### OBJECTIVE:
Reproduce the entries word for word, and omit any picture you find in them.
%%
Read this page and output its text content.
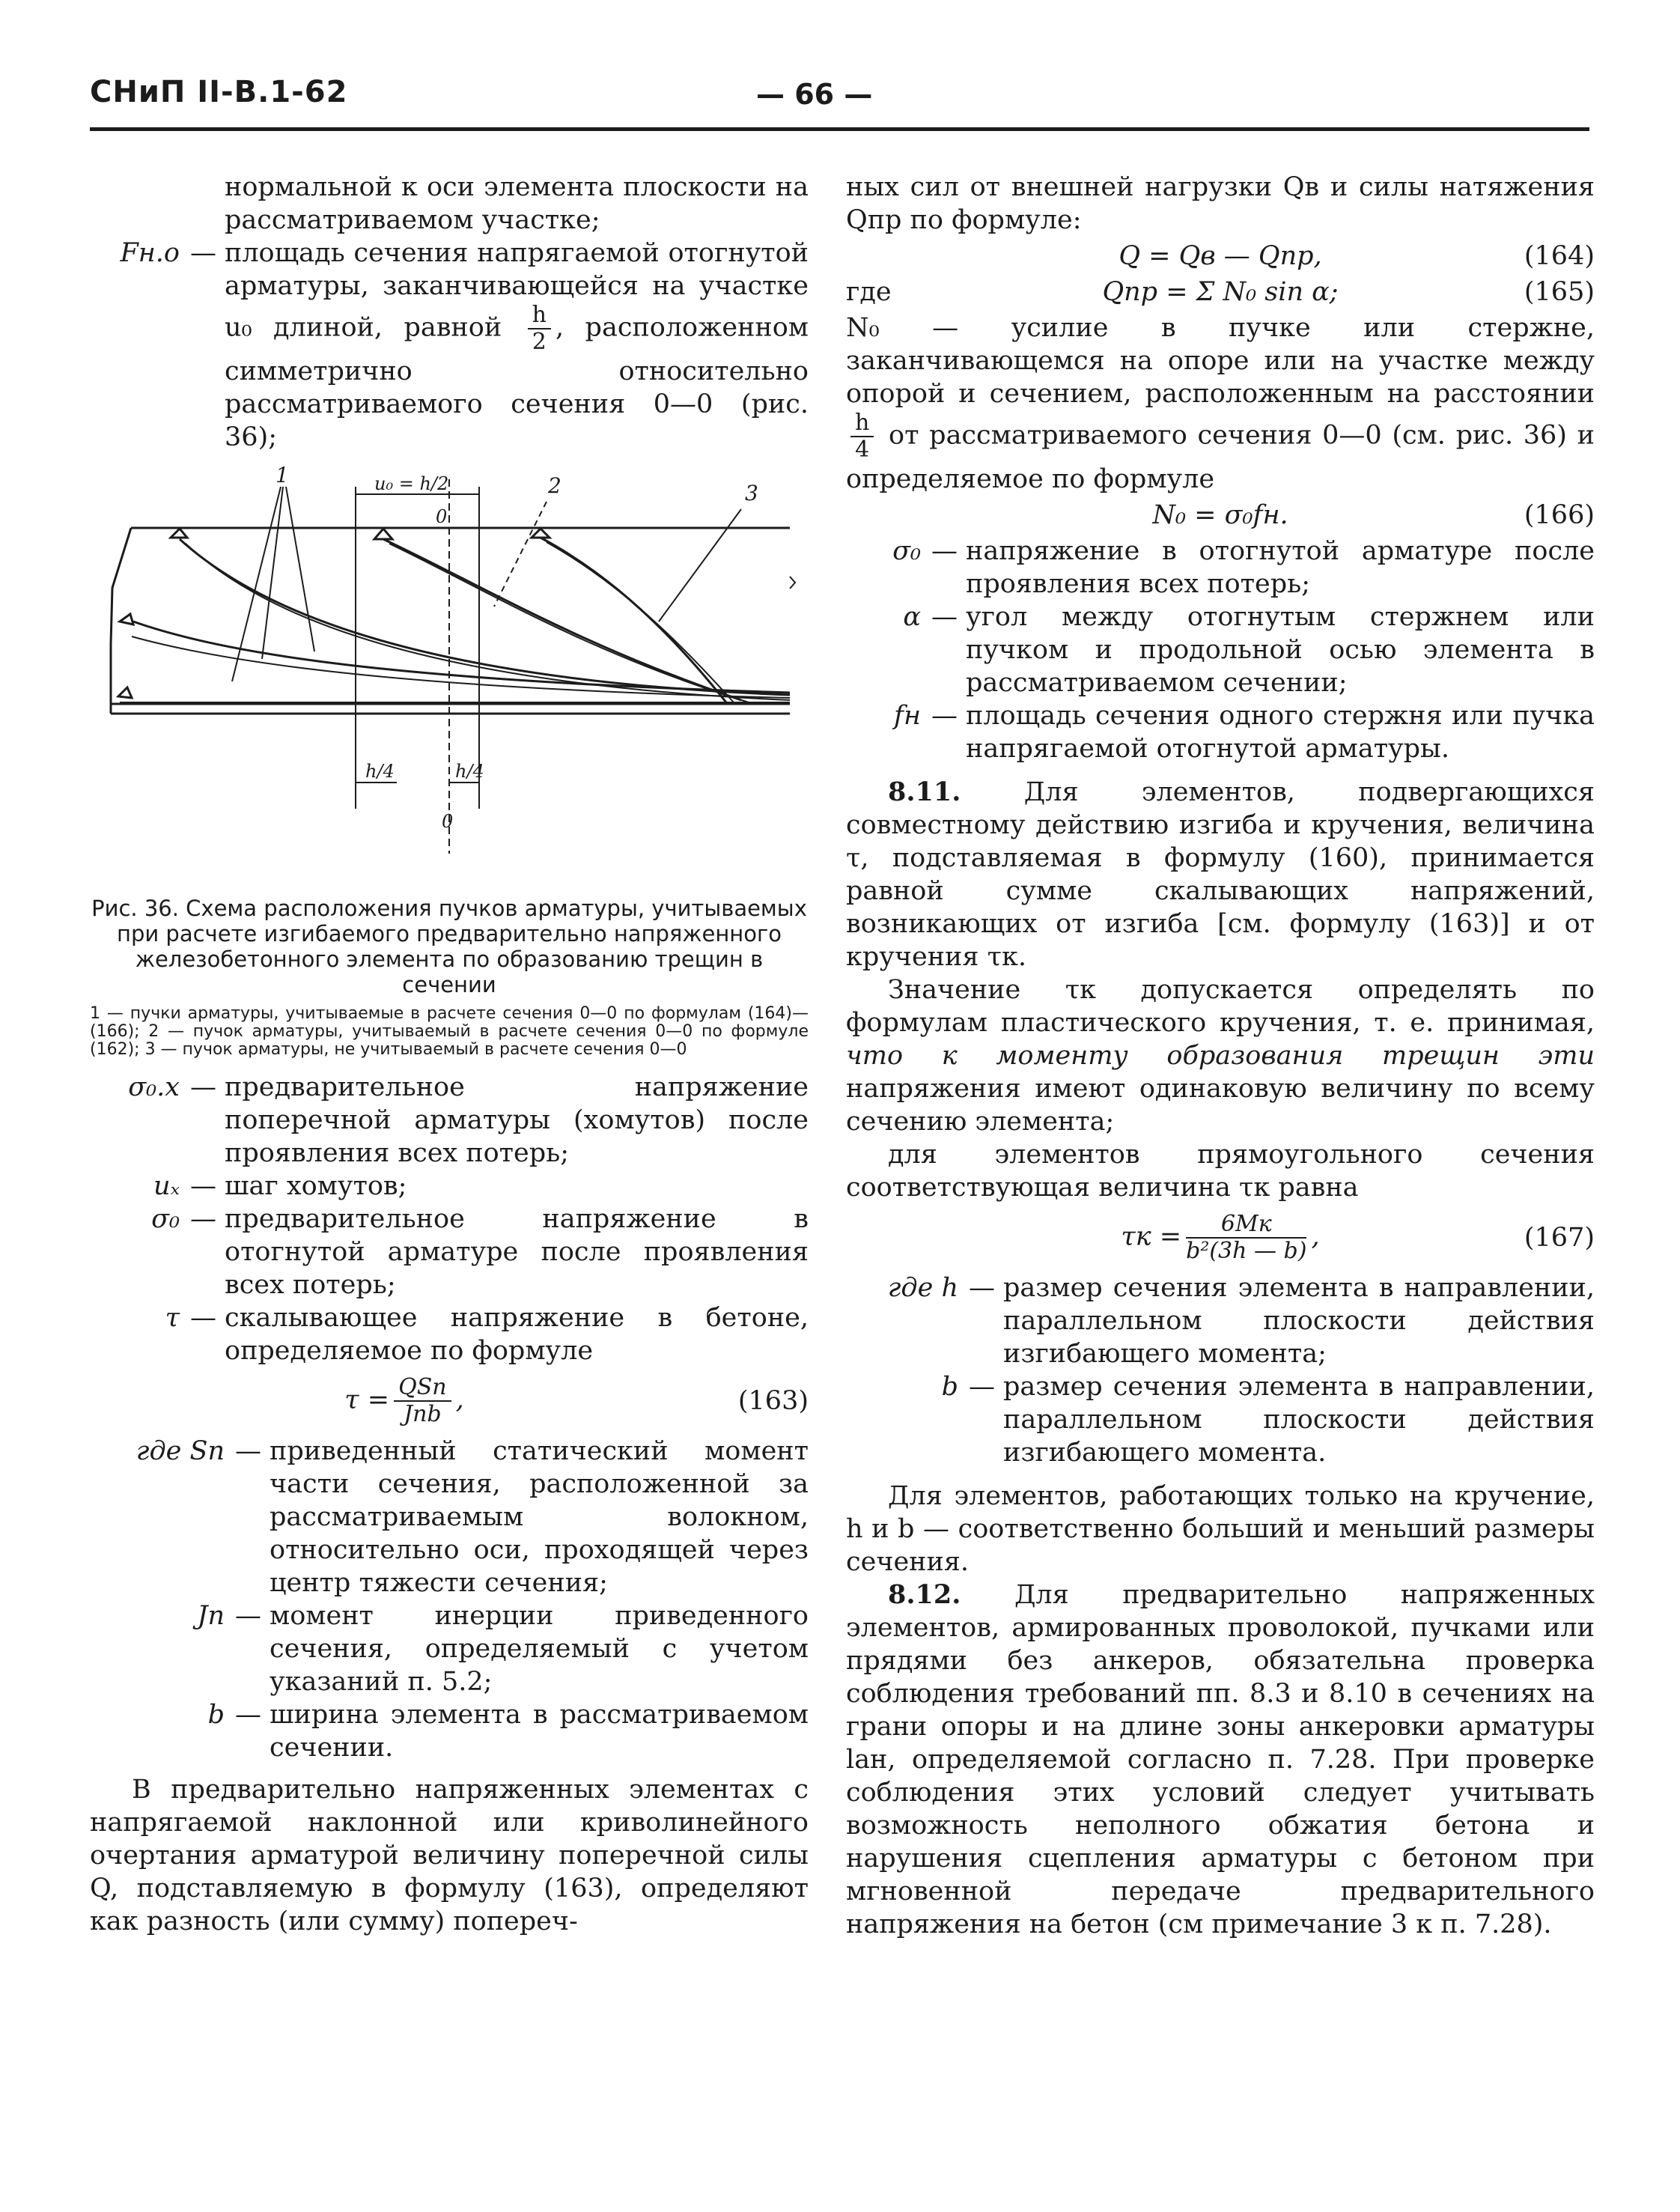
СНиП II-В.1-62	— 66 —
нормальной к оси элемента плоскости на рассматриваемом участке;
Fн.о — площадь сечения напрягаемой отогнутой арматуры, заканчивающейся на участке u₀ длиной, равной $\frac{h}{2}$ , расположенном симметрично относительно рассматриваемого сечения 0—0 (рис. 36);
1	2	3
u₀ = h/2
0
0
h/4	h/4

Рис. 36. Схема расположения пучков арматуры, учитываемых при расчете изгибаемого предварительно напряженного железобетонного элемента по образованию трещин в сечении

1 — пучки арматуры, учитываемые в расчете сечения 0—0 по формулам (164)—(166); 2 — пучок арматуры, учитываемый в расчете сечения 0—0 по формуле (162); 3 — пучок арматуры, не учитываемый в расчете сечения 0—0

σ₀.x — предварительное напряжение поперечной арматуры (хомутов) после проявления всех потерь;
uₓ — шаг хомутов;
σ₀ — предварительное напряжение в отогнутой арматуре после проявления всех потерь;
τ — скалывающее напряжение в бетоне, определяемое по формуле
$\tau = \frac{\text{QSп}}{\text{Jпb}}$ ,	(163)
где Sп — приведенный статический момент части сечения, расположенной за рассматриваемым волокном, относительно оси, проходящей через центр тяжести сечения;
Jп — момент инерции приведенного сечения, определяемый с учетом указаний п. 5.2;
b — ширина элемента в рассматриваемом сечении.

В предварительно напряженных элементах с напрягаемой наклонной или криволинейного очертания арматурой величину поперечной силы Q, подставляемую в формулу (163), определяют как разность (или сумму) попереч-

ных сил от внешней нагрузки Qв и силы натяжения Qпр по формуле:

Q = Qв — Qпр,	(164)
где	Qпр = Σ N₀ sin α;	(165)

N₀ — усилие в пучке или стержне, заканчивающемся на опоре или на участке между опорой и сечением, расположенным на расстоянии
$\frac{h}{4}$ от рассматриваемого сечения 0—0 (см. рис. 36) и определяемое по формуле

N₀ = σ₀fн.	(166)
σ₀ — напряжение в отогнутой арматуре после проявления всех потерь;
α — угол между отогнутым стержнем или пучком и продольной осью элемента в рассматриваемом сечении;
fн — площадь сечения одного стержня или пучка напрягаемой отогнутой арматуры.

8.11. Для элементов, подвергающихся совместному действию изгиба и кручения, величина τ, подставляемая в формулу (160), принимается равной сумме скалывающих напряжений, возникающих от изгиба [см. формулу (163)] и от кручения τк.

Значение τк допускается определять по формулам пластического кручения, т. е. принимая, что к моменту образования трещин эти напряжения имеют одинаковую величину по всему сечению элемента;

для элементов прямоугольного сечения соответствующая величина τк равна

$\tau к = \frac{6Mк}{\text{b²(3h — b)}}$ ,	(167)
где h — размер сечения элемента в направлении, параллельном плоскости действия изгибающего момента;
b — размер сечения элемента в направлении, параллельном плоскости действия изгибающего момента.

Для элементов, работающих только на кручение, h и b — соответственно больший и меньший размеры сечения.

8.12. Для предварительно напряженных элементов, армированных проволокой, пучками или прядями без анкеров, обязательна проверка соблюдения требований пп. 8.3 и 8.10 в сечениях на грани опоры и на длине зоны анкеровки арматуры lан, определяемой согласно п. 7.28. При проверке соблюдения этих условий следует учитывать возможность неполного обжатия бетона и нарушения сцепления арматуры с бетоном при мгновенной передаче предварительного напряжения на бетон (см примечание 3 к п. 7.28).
%%
### RESULT OF THIS TASK:
Read this page and output its text content.
СНиП II-В.1-62	— 66 —
нормальной к оси элемента плоскости на рассматриваемом участке;
Fн.о — площадь сечения напрягаемой отогнутой арматуры, заканчивающейся на участке u₀ длиной, равной $\frac{h}{2}$ , расположенном симметрично относительно рассматриваемого сечения 0—0 (рис. 36);
1	2	3
u₀ = h/2
0
0
h/4	h/4

Рис. 36. Схема расположения пучков арматуры, учитываемых при расчете изгибаемого предварительно напряженного железобетонного элемента по образованию трещин в сечении

1 — пучки арматуры, учитываемые в расчете сечения 0—0 по формулам (164)—(166); 2 — пучок арматуры, учитываемый в расчете сечения 0—0 по формуле (162); 3 — пучок арматуры, не учитываемый в расчете сечения 0—0

σ₀.x — предварительное напряжение поперечной арматуры (хомутов) после проявления всех потерь;
uₓ — шаг хомутов;
σ₀ — предварительное напряжение в отогнутой арматуре после проявления всех потерь;
τ — скалывающее напряжение в бетоне, определяемое по формуле
$\tau = \frac{\text{QSп}}{\text{Jпb}}$ ,	(163)
где Sп — приведенный статический момент части сечения, расположенной за рассматриваемым волокном, относительно оси, проходящей через центр тяжести сечения;
Jп — момент инерции приведенного сечения, определяемый с учетом указаний п. 5.2;
b — ширина элемента в рассматриваемом сечении.

В предварительно напряженных элементах с напрягаемой наклонной или криволинейного очертания арматурой величину поперечной силы Q, подставляемую в формулу (163), определяют как разность (или сумму) попереч-

ных сил от внешней нагрузки Qв и силы натяжения Qпр по формуле:

Q = Qв — Qпр,	(164)
где	Qпр = Σ N₀ sin α;	(165)

N₀ — усилие в пучке или стержне, заканчивающемся на опоре или на участке между опорой и сечением, расположенным на расстоянии
$\frac{h}{4}$ от рассматриваемого сечения 0—0 (см. рис. 36) и определяемое по формуле

N₀ = σ₀fн.	(166)
σ₀ — напряжение в отогнутой арматуре после проявления всех потерь;
α — угол между отогнутым стержнем или пучком и продольной осью элемента в рассматриваемом сечении;
fн — площадь сечения одного стержня или пучка напрягаемой отогнутой арматуры.

8.11. Для элементов, подвергающихся совместному действию изгиба и кручения, величина τ, подставляемая в формулу (160), принимается равной сумме скалывающих напряжений, возникающих от изгиба [см. формулу (163)] и от кручения τк.

Значение τк допускается определять по формулам пластического кручения, т. е. принимая, что к моменту образования трещин эти напряжения имеют одинаковую величину по всему сечению элемента;

для элементов прямоугольного сечения соответствующая величина τк равна

$\tau к = \frac{6Mк}{\text{b²(3h — b)}}$ ,	(167)
где h — размер сечения элемента в направлении, параллельном плоскости действия изгибающего момента;
b — размер сечения элемента в направлении, параллельном плоскости действия изгибающего момента.

Для элементов, работающих только на кручение, h и b — соответственно больший и меньший размеры сечения.

8.12. Для предварительно напряженных элементов, армированных проволокой, пучками или прядями без анкеров, обязательна проверка соблюдения требований пп. 8.3 и 8.10 в сечениях на грани опоры и на длине зоны анкеровки арматуры lан, определяемой согласно п. 7.28. При проверке соблюдения этих условий следует учитывать возможность неполного обжатия бетона и нарушения сцепления арматуры с бетоном при мгновенной передаче предварительного напряжения на бетон (см примечание 3 к п. 7.28).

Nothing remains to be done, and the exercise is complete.